**What this task involves:** Copy out each line in the material below that has the word "rendez".

>> Begin Data supplied

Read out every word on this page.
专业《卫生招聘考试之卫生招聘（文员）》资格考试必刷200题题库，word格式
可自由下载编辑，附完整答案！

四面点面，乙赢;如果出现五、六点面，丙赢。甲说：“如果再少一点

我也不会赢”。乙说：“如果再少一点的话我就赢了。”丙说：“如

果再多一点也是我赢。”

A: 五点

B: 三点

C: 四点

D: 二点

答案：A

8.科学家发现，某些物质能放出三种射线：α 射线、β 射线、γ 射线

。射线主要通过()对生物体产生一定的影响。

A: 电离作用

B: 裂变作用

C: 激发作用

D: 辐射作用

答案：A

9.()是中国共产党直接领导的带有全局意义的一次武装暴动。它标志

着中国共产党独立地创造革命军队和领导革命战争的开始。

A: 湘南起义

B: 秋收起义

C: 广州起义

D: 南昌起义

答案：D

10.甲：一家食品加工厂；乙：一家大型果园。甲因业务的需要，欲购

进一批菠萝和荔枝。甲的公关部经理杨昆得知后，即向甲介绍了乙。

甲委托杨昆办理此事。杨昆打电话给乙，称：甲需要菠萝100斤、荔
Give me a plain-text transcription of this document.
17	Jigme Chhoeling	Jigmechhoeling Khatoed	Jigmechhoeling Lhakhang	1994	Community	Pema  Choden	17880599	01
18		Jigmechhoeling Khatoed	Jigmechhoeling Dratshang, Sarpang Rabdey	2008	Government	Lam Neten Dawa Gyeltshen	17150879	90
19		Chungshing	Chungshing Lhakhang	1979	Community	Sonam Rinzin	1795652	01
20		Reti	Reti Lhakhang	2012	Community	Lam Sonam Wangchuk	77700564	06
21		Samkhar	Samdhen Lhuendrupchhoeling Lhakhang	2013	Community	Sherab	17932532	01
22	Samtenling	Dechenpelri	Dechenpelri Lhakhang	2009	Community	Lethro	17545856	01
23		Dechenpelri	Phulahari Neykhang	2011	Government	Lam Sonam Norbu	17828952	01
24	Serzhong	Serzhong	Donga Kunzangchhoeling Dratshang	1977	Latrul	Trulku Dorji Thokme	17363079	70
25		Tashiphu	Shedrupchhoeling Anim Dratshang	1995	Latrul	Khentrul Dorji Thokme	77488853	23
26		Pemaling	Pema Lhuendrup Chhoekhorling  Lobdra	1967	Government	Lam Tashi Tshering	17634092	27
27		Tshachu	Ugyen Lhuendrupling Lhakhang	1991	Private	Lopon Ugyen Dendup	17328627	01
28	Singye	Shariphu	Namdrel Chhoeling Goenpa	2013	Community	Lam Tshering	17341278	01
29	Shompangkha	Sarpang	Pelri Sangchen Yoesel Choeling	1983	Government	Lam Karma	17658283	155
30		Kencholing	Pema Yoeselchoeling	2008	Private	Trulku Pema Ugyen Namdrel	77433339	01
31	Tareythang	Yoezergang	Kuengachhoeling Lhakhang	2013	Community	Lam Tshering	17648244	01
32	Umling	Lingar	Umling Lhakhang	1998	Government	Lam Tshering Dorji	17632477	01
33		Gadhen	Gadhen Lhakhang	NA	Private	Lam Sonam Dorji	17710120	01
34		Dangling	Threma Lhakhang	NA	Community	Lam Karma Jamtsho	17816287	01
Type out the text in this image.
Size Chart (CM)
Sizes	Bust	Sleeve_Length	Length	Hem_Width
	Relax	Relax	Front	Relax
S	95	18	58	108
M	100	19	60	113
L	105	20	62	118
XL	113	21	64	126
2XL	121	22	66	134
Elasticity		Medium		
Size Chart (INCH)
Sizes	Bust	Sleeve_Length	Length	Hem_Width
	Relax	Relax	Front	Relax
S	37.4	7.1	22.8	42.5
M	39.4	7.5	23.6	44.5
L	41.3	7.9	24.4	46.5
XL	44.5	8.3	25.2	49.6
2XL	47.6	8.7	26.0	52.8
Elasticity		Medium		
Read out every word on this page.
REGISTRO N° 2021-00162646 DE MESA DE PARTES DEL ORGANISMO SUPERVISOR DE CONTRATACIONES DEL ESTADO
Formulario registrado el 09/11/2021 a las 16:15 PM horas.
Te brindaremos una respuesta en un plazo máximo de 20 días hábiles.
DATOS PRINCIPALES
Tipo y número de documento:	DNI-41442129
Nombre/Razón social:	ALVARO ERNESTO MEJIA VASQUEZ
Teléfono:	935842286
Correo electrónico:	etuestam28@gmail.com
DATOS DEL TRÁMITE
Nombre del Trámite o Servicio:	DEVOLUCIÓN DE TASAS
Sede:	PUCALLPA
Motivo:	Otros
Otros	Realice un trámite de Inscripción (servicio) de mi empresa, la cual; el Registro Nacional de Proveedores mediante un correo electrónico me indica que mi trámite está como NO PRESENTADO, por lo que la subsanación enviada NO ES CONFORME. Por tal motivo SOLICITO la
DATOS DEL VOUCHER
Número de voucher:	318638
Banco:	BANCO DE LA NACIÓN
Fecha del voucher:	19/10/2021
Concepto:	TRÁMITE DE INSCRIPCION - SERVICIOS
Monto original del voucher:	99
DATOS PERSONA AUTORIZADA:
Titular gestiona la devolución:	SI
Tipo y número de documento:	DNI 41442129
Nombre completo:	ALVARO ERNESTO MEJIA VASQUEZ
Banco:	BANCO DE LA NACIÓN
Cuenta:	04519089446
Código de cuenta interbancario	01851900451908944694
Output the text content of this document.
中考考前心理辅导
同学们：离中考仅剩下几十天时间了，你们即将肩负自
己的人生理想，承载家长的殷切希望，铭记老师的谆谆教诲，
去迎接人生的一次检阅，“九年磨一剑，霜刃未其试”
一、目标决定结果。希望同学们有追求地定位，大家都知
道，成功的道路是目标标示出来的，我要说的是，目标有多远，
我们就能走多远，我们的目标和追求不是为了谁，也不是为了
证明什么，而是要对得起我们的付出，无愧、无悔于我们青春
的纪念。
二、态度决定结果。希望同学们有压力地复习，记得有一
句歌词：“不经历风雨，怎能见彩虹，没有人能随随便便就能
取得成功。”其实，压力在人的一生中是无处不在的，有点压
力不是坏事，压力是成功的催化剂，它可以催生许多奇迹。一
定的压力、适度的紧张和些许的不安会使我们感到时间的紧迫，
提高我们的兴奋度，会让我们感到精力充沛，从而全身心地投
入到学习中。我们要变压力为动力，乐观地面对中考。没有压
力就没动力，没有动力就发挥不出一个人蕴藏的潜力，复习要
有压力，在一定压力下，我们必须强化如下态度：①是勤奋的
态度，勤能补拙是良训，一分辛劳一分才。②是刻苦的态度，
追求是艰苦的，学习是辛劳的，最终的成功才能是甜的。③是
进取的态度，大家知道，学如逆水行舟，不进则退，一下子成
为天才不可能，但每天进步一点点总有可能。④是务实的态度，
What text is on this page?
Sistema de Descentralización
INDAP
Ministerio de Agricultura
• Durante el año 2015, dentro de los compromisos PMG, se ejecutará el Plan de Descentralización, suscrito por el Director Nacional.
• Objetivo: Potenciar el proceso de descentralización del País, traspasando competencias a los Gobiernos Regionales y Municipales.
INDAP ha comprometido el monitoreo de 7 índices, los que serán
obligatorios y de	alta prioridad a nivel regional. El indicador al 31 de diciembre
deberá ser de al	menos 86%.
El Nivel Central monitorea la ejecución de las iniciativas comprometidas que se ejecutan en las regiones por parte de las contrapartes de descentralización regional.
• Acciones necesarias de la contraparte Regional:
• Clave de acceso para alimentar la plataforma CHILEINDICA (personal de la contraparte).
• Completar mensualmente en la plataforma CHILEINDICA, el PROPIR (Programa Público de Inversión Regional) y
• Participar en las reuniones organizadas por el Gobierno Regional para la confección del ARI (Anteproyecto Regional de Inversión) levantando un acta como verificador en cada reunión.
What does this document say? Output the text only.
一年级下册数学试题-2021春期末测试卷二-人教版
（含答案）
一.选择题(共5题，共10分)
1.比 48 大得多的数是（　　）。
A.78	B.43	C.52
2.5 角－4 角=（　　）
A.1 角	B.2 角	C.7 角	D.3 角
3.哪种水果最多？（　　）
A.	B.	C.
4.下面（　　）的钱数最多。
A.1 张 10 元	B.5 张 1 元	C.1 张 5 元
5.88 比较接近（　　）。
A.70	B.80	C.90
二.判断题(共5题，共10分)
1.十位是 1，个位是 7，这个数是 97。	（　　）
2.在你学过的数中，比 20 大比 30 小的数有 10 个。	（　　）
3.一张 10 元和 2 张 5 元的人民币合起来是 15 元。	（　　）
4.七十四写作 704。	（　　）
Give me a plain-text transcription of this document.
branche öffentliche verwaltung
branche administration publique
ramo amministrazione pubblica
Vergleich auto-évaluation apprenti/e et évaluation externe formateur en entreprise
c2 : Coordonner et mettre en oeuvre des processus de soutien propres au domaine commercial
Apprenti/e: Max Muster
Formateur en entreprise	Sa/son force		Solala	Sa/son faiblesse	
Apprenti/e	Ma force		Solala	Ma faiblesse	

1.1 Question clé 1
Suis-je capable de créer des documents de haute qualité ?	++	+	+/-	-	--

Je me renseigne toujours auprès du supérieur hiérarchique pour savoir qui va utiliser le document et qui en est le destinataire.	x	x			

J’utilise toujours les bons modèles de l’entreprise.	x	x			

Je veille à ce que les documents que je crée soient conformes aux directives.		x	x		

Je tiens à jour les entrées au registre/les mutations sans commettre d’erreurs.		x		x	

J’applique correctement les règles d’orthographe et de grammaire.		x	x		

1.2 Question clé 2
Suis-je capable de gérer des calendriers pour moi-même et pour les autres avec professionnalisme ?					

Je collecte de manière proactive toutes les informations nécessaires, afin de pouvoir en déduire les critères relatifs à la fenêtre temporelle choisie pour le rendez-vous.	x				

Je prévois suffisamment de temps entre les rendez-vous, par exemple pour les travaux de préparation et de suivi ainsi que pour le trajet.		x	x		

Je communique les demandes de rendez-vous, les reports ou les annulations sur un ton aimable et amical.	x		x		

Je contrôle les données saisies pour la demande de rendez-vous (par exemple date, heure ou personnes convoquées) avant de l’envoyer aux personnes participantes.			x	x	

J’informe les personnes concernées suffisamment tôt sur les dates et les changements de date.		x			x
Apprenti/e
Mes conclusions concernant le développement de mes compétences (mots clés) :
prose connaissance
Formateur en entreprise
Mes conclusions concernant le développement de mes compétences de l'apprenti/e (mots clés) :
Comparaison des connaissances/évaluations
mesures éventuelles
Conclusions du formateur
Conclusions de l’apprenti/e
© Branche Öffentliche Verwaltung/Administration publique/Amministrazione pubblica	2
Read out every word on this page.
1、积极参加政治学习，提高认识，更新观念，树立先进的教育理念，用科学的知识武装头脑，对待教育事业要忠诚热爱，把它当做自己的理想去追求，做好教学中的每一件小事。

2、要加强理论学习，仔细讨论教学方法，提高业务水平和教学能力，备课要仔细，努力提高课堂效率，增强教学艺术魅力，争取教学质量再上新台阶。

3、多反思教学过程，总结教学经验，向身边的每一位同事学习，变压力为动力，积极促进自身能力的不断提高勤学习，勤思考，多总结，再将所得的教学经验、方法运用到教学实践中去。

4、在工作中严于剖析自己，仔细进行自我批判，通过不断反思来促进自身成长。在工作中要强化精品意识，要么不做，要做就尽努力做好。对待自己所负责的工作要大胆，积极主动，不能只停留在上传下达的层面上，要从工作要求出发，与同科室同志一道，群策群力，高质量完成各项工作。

>> End Data supplied

**Solution to the exercise:**
Je collecte de manière proactive toutes les informations nécessaires, afin de pouvoir en déduire les critères relatifs à la fenêtre temporelle choisie pour le rendez-vous.	x				
Je prévois suffisamment de temps entre les rendez-vous, par exemple pour les travaux de préparation et de suivi ainsi que pour le trajet.		x	x		
Je communique les demandes de rendez-vous, les reports ou les annulations sur un ton aimable et amical.	x		x		
Je contrôle les données saisies pour la demande de rendez-vous (par exemple date, heure ou personnes convoquées) avant de l’envoyer aux personnes participantes.			x	x	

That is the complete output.